** Begin **
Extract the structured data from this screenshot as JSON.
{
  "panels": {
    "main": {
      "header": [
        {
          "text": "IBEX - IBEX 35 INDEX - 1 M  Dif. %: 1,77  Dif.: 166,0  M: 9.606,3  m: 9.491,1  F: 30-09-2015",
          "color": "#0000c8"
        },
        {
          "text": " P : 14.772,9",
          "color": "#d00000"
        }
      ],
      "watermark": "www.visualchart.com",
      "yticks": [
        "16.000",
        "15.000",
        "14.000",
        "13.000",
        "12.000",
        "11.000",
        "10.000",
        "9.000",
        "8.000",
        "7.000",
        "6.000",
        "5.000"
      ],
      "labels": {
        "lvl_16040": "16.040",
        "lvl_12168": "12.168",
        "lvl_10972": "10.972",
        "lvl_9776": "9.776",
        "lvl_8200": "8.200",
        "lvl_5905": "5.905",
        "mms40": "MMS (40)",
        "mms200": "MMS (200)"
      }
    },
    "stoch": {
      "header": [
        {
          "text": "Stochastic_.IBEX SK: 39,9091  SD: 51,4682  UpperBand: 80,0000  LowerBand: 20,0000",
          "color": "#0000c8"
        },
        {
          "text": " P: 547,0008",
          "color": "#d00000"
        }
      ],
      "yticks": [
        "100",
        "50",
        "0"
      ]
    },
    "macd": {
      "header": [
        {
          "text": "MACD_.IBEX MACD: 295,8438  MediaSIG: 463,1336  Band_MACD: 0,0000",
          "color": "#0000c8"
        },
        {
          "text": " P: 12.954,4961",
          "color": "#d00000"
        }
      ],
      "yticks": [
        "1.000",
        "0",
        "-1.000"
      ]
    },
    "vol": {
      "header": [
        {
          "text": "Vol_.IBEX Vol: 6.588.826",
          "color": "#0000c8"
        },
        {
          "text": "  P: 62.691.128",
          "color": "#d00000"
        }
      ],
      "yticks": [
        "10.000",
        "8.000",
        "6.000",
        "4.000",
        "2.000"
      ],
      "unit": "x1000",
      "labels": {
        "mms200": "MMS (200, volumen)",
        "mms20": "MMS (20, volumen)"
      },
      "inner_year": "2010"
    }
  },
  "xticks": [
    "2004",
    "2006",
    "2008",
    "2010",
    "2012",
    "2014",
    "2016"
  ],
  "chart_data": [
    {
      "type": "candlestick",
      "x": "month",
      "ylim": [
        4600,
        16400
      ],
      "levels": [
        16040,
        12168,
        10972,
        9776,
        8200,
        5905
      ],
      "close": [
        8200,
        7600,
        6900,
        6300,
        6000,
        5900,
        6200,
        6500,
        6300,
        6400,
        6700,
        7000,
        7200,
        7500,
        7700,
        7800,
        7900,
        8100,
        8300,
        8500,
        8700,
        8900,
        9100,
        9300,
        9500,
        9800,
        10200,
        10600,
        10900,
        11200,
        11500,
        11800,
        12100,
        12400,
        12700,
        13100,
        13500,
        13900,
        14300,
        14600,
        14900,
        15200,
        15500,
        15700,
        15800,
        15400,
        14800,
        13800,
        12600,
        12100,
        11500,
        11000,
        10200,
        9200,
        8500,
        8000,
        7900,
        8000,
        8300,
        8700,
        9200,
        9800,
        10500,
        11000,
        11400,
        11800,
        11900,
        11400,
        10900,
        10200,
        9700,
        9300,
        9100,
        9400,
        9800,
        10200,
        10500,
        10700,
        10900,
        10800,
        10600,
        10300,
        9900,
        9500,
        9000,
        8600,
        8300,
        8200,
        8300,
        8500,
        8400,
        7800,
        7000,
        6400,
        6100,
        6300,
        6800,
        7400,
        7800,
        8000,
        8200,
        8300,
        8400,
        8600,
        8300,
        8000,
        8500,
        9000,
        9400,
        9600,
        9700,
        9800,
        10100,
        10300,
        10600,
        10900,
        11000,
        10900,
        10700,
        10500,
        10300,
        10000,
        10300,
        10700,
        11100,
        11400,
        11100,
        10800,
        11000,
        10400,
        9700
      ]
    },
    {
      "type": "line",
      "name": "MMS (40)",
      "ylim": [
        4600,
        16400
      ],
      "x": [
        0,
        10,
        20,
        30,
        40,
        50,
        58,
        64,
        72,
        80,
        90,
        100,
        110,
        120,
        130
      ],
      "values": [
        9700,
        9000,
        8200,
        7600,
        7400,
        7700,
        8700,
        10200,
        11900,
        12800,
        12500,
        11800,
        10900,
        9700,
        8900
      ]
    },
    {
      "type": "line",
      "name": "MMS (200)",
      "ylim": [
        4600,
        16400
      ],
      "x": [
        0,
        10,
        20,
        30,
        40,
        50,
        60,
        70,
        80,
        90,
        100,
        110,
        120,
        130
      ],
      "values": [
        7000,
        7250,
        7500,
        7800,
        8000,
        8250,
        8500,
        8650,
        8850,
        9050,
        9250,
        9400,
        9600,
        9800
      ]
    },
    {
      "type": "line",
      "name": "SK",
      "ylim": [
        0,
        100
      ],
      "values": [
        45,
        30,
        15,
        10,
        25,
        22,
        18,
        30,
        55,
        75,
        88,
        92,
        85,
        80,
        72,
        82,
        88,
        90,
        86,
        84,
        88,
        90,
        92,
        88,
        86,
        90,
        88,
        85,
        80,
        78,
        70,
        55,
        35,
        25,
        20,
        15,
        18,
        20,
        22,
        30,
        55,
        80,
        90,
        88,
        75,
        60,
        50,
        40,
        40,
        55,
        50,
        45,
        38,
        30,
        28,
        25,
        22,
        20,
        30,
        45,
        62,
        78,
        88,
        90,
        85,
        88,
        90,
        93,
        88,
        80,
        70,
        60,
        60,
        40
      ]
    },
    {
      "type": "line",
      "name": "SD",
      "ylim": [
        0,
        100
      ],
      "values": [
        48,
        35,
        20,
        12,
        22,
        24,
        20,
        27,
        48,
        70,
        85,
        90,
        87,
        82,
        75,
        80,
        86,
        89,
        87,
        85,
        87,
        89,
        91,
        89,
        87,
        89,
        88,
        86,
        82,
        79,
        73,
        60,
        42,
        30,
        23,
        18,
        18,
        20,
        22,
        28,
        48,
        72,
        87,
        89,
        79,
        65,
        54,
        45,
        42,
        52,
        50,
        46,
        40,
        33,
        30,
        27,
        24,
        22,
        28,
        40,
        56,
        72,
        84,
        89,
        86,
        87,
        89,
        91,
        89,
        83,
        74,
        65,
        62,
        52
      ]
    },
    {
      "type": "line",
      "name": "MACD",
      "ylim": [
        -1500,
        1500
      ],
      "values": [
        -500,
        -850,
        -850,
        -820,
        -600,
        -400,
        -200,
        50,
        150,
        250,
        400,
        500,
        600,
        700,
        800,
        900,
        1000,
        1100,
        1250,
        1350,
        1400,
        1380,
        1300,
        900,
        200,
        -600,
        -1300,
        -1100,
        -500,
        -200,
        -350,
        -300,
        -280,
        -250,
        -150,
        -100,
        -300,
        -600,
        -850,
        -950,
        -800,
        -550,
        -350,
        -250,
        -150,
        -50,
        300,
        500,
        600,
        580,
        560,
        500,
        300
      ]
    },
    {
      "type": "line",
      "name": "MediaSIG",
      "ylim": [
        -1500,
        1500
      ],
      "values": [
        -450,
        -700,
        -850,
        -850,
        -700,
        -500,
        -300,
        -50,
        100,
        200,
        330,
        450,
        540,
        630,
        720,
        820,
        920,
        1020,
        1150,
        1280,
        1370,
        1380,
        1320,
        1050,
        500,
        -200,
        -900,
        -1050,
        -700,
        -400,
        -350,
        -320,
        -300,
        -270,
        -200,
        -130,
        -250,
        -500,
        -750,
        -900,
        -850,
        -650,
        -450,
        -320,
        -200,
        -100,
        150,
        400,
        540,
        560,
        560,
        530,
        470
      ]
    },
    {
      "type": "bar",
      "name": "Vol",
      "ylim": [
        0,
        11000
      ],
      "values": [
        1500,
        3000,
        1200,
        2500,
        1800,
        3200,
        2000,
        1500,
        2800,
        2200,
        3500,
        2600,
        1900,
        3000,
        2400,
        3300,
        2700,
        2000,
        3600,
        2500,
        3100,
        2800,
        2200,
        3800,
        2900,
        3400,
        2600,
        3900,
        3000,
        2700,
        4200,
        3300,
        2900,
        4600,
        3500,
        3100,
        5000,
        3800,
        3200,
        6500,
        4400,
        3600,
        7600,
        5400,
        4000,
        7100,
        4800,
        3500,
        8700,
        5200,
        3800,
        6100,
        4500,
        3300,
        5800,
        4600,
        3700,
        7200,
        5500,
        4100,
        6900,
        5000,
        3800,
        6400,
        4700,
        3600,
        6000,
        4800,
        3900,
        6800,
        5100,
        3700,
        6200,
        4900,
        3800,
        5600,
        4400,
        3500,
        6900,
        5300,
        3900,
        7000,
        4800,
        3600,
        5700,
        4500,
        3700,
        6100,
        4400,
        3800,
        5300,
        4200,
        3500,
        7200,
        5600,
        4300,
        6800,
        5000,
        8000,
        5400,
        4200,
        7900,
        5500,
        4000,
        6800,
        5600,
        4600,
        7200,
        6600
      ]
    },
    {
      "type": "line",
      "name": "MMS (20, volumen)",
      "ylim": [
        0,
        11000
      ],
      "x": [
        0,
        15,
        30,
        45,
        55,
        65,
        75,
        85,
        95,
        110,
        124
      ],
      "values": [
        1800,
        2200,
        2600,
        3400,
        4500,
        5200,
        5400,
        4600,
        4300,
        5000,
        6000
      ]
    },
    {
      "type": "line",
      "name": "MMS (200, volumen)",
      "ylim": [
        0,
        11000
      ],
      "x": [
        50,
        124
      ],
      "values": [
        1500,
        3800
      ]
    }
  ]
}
** End **
§ To be done
Give the count of lines in the records that contain "name", and no other text.

§ Written reply
9